> **Record extracts**:

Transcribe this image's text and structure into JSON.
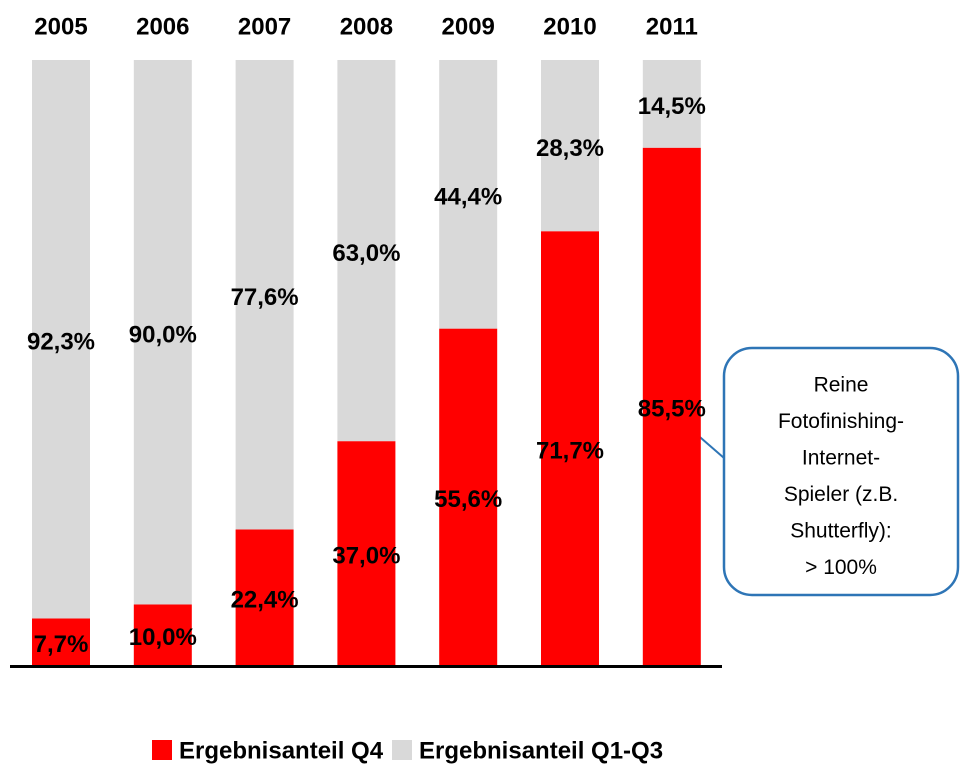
{
  "chart_data": {
    "type": "stacked_bar",
    "categories": [
      "2005",
      "2006",
      "2007",
      "2008",
      "2009",
      "2010",
      "2011"
    ],
    "series": [
      {
        "name": "Ergebnisanteil Q4",
        "color": "#ff0000",
        "values": [
          7.7,
          10.0,
          22.4,
          37.0,
          55.6,
          71.7,
          85.5
        ],
        "value_labels": [
          "7,7%",
          "10,0%",
          "22,4%",
          "37,0%",
          "55,6%",
          "71,7%",
          "85,5%"
        ]
      },
      {
        "name": "Ergebnisanteil Q1-Q3",
        "color": "#d9d9d9",
        "values": [
          92.3,
          90.0,
          77.6,
          63.0,
          44.4,
          28.3,
          14.5
        ],
        "value_labels": [
          "92,3%",
          "90,0%",
          "77,6%",
          "63,0%",
          "44,4%",
          "28,3%",
          "14,5%"
        ]
      }
    ],
    "ylim": [
      0,
      100
    ],
    "annotation": [
      "Reine",
      "Fotofinishing-",
      "Internet-",
      "Spieler (z.B.",
      "Shutterfly):",
      "> 100%"
    ]
  }
}
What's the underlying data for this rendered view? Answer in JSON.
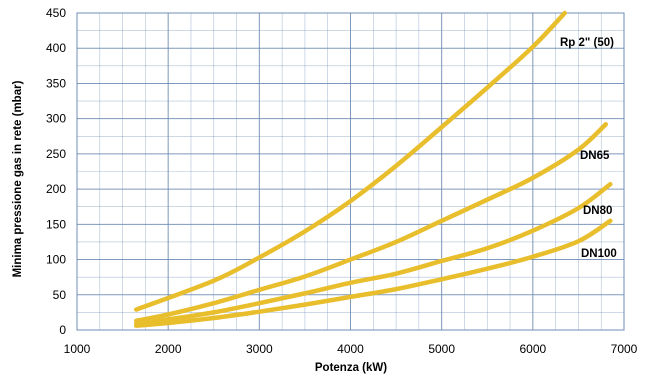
{
  "chart_data": {
    "type": "line",
    "title": "",
    "xlabel": "Potenza (kW)",
    "ylabel": "Minima pressione gas in rete (mbar)",
    "xlim": [
      1000,
      7000
    ],
    "ylim": [
      0,
      450
    ],
    "x_ticks": [
      "1000",
      "2000",
      "3000",
      "4000",
      "5000",
      "6000",
      "7000"
    ],
    "y_ticks": [
      "0",
      "50",
      "100",
      "150",
      "200",
      "250",
      "300",
      "350",
      "400",
      "450"
    ],
    "x_minor_step": 250,
    "y_minor_step": 25,
    "grid": true,
    "line_color": "#e8be2c",
    "grid_color": "#6f8db5",
    "series": [
      {
        "name": "Rp 2\" (50)",
        "x": [
          1650,
          2500,
          3000,
          3500,
          4000,
          4500,
          5000,
          5500,
          6000,
          6350
        ],
        "y": [
          29,
          70,
          103,
          140,
          183,
          233,
          288,
          344,
          402,
          450
        ]
      },
      {
        "name": "DN65",
        "x": [
          1650,
          2000,
          2500,
          3000,
          3500,
          4000,
          4500,
          5000,
          5500,
          6000,
          6500,
          6800
        ],
        "y": [
          13,
          22,
          38,
          57,
          76,
          100,
          125,
          155,
          185,
          216,
          256,
          292
        ]
      },
      {
        "name": "DN80",
        "x": [
          1650,
          2000,
          2500,
          3000,
          3500,
          4000,
          4500,
          5000,
          5500,
          6000,
          6500,
          6850
        ],
        "y": [
          9,
          15,
          25,
          38,
          52,
          67,
          80,
          98,
          116,
          141,
          173,
          207
        ]
      },
      {
        "name": "DN100",
        "x": [
          1650,
          2000,
          2500,
          3000,
          3500,
          4000,
          4500,
          5000,
          5500,
          6000,
          6500,
          6850
        ],
        "y": [
          6,
          10,
          17,
          26,
          36,
          47,
          58,
          72,
          87,
          104,
          126,
          155
        ]
      }
    ]
  }
}
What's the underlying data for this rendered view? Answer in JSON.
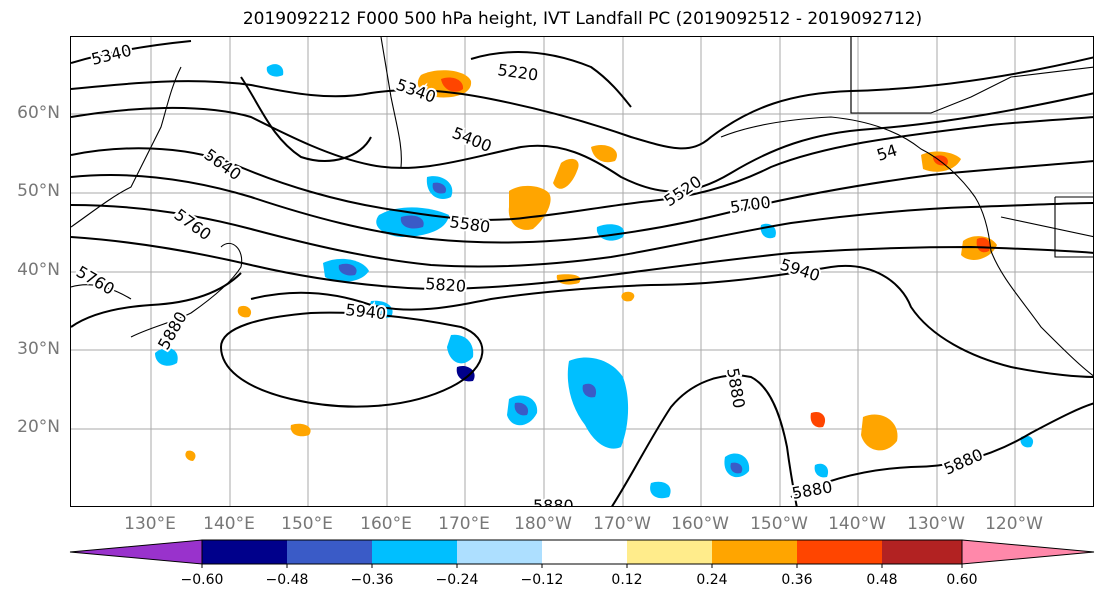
{
  "title": "2019092212 F000 500 hPa height, IVT Landfall PC (2019092512 - 2019092712)",
  "lat_labels": [
    "60°N",
    "50°N",
    "40°N",
    "30°N",
    "20°N"
  ],
  "lon_labels": [
    "130°E",
    "140°E",
    "150°E",
    "160°E",
    "170°E",
    "180°W",
    "170°W",
    "160°W",
    "150°W",
    "140°W",
    "130°W",
    "120°W"
  ],
  "contour_labels": [
    "5340",
    "5220",
    "5340",
    "5400",
    "5640",
    "5760",
    "5580",
    "5520",
    "5700",
    "5760",
    "5820",
    "5940",
    "5880",
    "5940",
    "5880",
    "5880",
    "5880",
    "5880",
    "54"
  ],
  "colorbar": {
    "ticks": [
      "−0.60",
      "−0.48",
      "−0.36",
      "−0.24",
      "−0.12",
      "0.12",
      "0.24",
      "0.36",
      "0.48",
      "0.60"
    ],
    "colors": [
      "#9932CC",
      "#00008B",
      "#3A5BC7",
      "#00BFFF",
      "#ADDFFF",
      "#FFFFFF",
      "#FFEC8B",
      "#FFA500",
      "#FF4500",
      "#B22222",
      "#FF88AA"
    ]
  }
}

> **Task details**:
Produce an exact copy of each line of data, skipping embedded images.

> **Result**:
Transcribe this image's text and structure into JSON.
{
  "chart_data": {
    "type": "stacked_bar",
    "categories": [
      "2005",
      "2006",
      "2007",
      "2008",
      "2009",
      "2010",
      "2011"
    ],
    "series": [
      {
        "name": "Ergebnisanteil Q4",
        "color": "#ff0000",
        "values": [
          7.7,
          10.0,
          22.4,
          37.0,
          55.6,
          71.7,
          85.5
        ],
        "value_labels": [
          "7,7%",
          "10,0%",
          "22,4%",
          "37,0%",
          "55,6%",
          "71,7%",
          "85,5%"
        ]
      },
      {
        "name": "Ergebnisanteil Q1-Q3",
        "color": "#d9d9d9",
        "values": [
          92.3,
          90.0,
          77.6,
          63.0,
          44.4,
          28.3,
          14.5
        ],
        "value_labels": [
          "92,3%",
          "90,0%",
          "77,6%",
          "63,0%",
          "44,4%",
          "28,3%",
          "14,5%"
        ]
      }
    ],
    "ylim": [
      0,
      100
    ],
    "annotation": [
      "Reine",
      "Fotofinishing-",
      "Internet-",
      "Spieler (z.B.",
      "Shutterfly):",
      "> 100%"
    ]
  }
}
What's the underlying data for this rendered view? Answer in JSON.
{
  "chart_data": {
    "type": "line",
    "title": "",
    "xlabel": "Potenza (kW)",
    "ylabel": "Minima pressione gas in rete (mbar)",
    "xlim": [
      1000,
      7000
    ],
    "ylim": [
      0,
      450
    ],
    "x_ticks": [
      "1000",
      "2000",
      "3000",
      "4000",
      "5000",
      "6000",
      "7000"
    ],
    "y_ticks": [
      "0",
      "50",
      "100",
      "150",
      "200",
      "250",
      "300",
      "350",
      "400",
      "450"
    ],
    "x_minor_step": 250,
    "y_minor_step": 25,
    "grid": true,
    "line_color": "#e8be2c",
    "grid_color": "#6f8db5",
    "series": [
      {
        "name": "Rp 2\" (50)",
        "x": [
          1650,
          2500,
          3000,
          3500,
          4000,
          4500,
          5000,
          5500,
          6000,
          6350
        ],
        "y": [
          29,
          70,
          103,
          140,
          183,
          233,
          288,
          344,
          402,
          450
        ]
      },
      {
        "name": "DN65",
        "x": [
          1650,
          2000,
          2500,
          3000,
          3500,
          4000,
          4500,
          5000,
          5500,
          6000,
          6500,
          6800
        ],
        "y": [
          13,
          22,
          38,
          57,
          76,
          100,
          125,
          155,
          185,
          216,
          256,
          292
        ]
      },
      {
        "name": "DN80",
        "x": [
          1650,
          2000,
          2500,
          3000,
          3500,
          4000,
          4500,
          5000,
          5500,
          6000,
          6500,
          6850
        ],
        "y": [
          9,
          15,
          25,
          38,
          52,
          67,
          80,
          98,
          116,
          141,
          173,
          207
        ]
      },
      {
        "name": "DN100",
        "x": [
          1650,
          2000,
          2500,
          3000,
          3500,
          4000,
          4500,
          5000,
          5500,
          6000,
          6500,
          6850
        ],
        "y": [
          6,
          10,
          17,
          26,
          36,
          47,
          58,
          72,
          87,
          104,
          126,
          155
        ]
      }
    ]
  }
}
What's the underlying data for this rendered view? Answer in JSON.
{
  "title": "2019092212 F000 500 hPa height, IVT Landfall PC (2019092512 - 2019092712)",
  "lat_labels": [
    "60°N",
    "50°N",
    "40°N",
    "30°N",
    "20°N"
  ],
  "lon_labels": [
    "130°E",
    "140°E",
    "150°E",
    "160°E",
    "170°E",
    "180°W",
    "170°W",
    "160°W",
    "150°W",
    "140°W",
    "130°W",
    "120°W"
  ],
  "contour_labels": [
    "5340",
    "5220",
    "5340",
    "5400",
    "5640",
    "5760",
    "5580",
    "5520",
    "5700",
    "5760",
    "5820",
    "5940",
    "5880",
    "5940",
    "5880",
    "5880",
    "5880",
    "5880",
    "54"
  ],
  "colorbar": {
    "ticks": [
      "−0.60",
      "−0.48",
      "−0.36",
      "−0.24",
      "−0.12",
      "0.12",
      "0.24",
      "0.36",
      "0.48",
      "0.60"
    ],
    "colors": [
      "#9932CC",
      "#00008B",
      "#3A5BC7",
      "#00BFFF",
      "#ADDFFF",
      "#FFFFFF",
      "#FFEC8B",
      "#FFA500",
      "#FF4500",
      "#B22222",
      "#FF88AA"
    ]
  }
}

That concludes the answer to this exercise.